* LISTING:
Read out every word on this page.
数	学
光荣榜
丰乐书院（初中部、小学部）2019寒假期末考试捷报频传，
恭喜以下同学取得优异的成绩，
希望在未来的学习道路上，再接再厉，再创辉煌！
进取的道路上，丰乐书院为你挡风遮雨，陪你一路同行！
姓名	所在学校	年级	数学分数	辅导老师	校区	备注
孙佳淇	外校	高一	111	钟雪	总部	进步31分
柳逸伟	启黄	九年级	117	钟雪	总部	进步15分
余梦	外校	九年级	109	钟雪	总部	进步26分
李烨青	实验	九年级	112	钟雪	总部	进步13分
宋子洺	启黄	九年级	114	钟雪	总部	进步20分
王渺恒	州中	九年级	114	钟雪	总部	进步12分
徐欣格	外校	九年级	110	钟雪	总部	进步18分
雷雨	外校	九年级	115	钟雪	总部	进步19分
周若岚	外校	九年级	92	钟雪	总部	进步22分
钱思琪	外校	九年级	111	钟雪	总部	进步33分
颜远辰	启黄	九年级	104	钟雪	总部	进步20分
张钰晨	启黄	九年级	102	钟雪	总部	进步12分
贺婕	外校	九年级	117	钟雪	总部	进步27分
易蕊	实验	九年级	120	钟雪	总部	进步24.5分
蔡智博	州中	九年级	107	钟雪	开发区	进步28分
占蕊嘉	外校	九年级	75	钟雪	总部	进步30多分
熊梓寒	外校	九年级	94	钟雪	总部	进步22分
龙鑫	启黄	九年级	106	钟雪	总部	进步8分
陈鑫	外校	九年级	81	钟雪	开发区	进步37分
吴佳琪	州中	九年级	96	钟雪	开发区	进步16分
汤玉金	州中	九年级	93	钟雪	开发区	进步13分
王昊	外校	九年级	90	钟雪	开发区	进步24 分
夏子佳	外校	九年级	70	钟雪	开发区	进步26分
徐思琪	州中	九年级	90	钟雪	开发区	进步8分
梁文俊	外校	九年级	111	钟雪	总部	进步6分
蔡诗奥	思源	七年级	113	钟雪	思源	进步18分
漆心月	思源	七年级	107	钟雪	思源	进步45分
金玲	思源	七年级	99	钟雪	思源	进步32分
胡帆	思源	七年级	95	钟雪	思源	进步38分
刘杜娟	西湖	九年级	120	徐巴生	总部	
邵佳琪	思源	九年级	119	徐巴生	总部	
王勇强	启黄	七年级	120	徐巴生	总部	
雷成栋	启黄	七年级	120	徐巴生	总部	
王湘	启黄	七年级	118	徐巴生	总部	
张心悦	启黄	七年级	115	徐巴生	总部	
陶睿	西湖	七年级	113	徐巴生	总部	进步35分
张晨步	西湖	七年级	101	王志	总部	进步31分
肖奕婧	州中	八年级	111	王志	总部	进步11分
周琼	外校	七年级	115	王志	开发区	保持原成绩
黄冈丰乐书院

* WHAT TO WORK ON: Extract the data in full. Keep it word for word.

* RESULT FOR THIS TASK:
Read out every word on this page.
数	学
光荣榜
丰乐书院（初中部、小学部）2019寒假期末考试捷报频传，
恭喜以下同学取得优异的成绩，
希望在未来的学习道路上，再接再厉，再创辉煌！
进取的道路上，丰乐书院为你挡风遮雨，陪你一路同行！
姓名	所在学校	年级	数学分数	辅导老师	校区	备注
孙佳淇	外校	高一	111	钟雪	总部	进步31分
柳逸伟	启黄	九年级	117	钟雪	总部	进步15分
余梦	外校	九年级	109	钟雪	总部	进步26分
李烨青	实验	九年级	112	钟雪	总部	进步13分
宋子洺	启黄	九年级	114	钟雪	总部	进步20分
王渺恒	州中	九年级	114	钟雪	总部	进步12分
徐欣格	外校	九年级	110	钟雪	总部	进步18分
雷雨	外校	九年级	115	钟雪	总部	进步19分
周若岚	外校	九年级	92	钟雪	总部	进步22分
钱思琪	外校	九年级	111	钟雪	总部	进步33分
颜远辰	启黄	九年级	104	钟雪	总部	进步20分
张钰晨	启黄	九年级	102	钟雪	总部	进步12分
贺婕	外校	九年级	117	钟雪	总部	进步27分
易蕊	实验	九年级	120	钟雪	总部	进步24.5分
蔡智博	州中	九年级	107	钟雪	开发区	进步28分
占蕊嘉	外校	九年级	75	钟雪	总部	进步30多分
熊梓寒	外校	九年级	94	钟雪	总部	进步22分
龙鑫	启黄	九年级	106	钟雪	总部	进步8分
陈鑫	外校	九年级	81	钟雪	开发区	进步37分
吴佳琪	州中	九年级	96	钟雪	开发区	进步16分
汤玉金	州中	九年级	93	钟雪	开发区	进步13分
王昊	外校	九年级	90	钟雪	开发区	进步24 分
夏子佳	外校	九年级	70	钟雪	开发区	进步26分
徐思琪	州中	九年级	90	钟雪	开发区	进步8分
梁文俊	外校	九年级	111	钟雪	总部	进步6分
蔡诗奥	思源	七年级	113	钟雪	思源	进步18分
漆心月	思源	七年级	107	钟雪	思源	进步45分
金玲	思源	七年级	99	钟雪	思源	进步32分
胡帆	思源	七年级	95	钟雪	思源	进步38分
刘杜娟	西湖	九年级	120	徐巴生	总部	
邵佳琪	思源	九年级	119	徐巴生	总部	
王勇强	启黄	七年级	120	徐巴生	总部	
雷成栋	启黄	七年级	120	徐巴生	总部	
王湘	启黄	七年级	118	徐巴生	总部	
张心悦	启黄	七年级	115	徐巴生	总部	
陶睿	西湖	七年级	113	徐巴生	总部	进步35分
张晨步	西湖	七年级	101	王志	总部	进步31分
肖奕婧	州中	八年级	111	王志	总部	进步11分
周琼	外校	七年级	115	王志	开发区	保持原成绩
黄冈丰乐书院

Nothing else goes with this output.